■ **OBJECTIVE**: Give the material again in full, matching it exactly.

= = = = =

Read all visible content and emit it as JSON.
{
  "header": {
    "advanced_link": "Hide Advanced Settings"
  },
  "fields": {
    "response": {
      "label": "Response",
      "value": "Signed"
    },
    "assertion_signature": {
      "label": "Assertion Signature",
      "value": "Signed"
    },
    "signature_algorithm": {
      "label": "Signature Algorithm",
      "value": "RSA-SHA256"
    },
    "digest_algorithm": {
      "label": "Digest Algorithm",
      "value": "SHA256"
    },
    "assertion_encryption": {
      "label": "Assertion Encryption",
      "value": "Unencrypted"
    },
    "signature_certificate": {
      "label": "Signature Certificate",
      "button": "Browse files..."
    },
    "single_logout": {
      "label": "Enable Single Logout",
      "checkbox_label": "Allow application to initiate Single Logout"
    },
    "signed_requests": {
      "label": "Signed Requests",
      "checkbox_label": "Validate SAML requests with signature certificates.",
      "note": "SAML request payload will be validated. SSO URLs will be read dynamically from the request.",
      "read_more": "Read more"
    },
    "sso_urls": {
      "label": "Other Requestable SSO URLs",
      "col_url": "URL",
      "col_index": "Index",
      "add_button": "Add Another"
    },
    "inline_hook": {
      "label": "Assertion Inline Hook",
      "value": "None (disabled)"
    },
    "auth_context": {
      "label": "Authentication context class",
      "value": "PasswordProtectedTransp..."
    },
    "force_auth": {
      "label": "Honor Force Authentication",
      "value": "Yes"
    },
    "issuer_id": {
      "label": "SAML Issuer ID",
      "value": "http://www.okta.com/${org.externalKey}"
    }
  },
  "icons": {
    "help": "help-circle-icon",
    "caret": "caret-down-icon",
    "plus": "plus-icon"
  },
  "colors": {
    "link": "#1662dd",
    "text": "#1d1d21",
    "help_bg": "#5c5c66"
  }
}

= = = = =

■ **EXPECTED ANSWER**:
Read all visible content and emit it as JSON.
{
  "header": {
    "advanced_link": "Hide Advanced Settings"
  },
  "fields": {
    "response": {
      "label": "Response",
      "value": "Signed"
    },
    "assertion_signature": {
      "label": "Assertion Signature",
      "value": "Signed"
    },
    "signature_algorithm": {
      "label": "Signature Algorithm",
      "value": "RSA-SHA256"
    },
    "digest_algorithm": {
      "label": "Digest Algorithm",
      "value": "SHA256"
    },
    "assertion_encryption": {
      "label": "Assertion Encryption",
      "value": "Unencrypted"
    },
    "signature_certificate": {
      "label": "Signature Certificate",
      "button": "Browse files..."
    },
    "single_logout": {
      "label": "Enable Single Logout",
      "checkbox_label": "Allow application to initiate Single Logout"
    },
    "signed_requests": {
      "label": "Signed Requests",
      "checkbox_label": "Validate SAML requests with signature certificates.",
      "note": "SAML request payload will be validated. SSO URLs will be read dynamically from the request.",
      "read_more": "Read more"
    },
    "sso_urls": {
      "label": "Other Requestable SSO URLs",
      "col_url": "URL",
      "col_index": "Index",
      "add_button": "Add Another"
    },
    "inline_hook": {
      "label": "Assertion Inline Hook",
      "value": "None (disabled)"
    },
    "auth_context": {
      "label": "Authentication context class",
      "value": "PasswordProtectedTransp..."
    },
    "force_auth": {
      "label": "Honor Force Authentication",
      "value": "Yes"
    },
    "issuer_id": {
      "label": "SAML Issuer ID",
      "value": "http://www.okta.com/${org.externalKey}"
    }
  },
  "icons": {
    "help": "help-circle-icon",
    "caret": "caret-down-icon",
    "plus": "plus-icon"
  },
  "colors": {
    "link": "#1662dd",
    "text": "#1d1d21",
    "help_bg": "#5c5c66"
  }
}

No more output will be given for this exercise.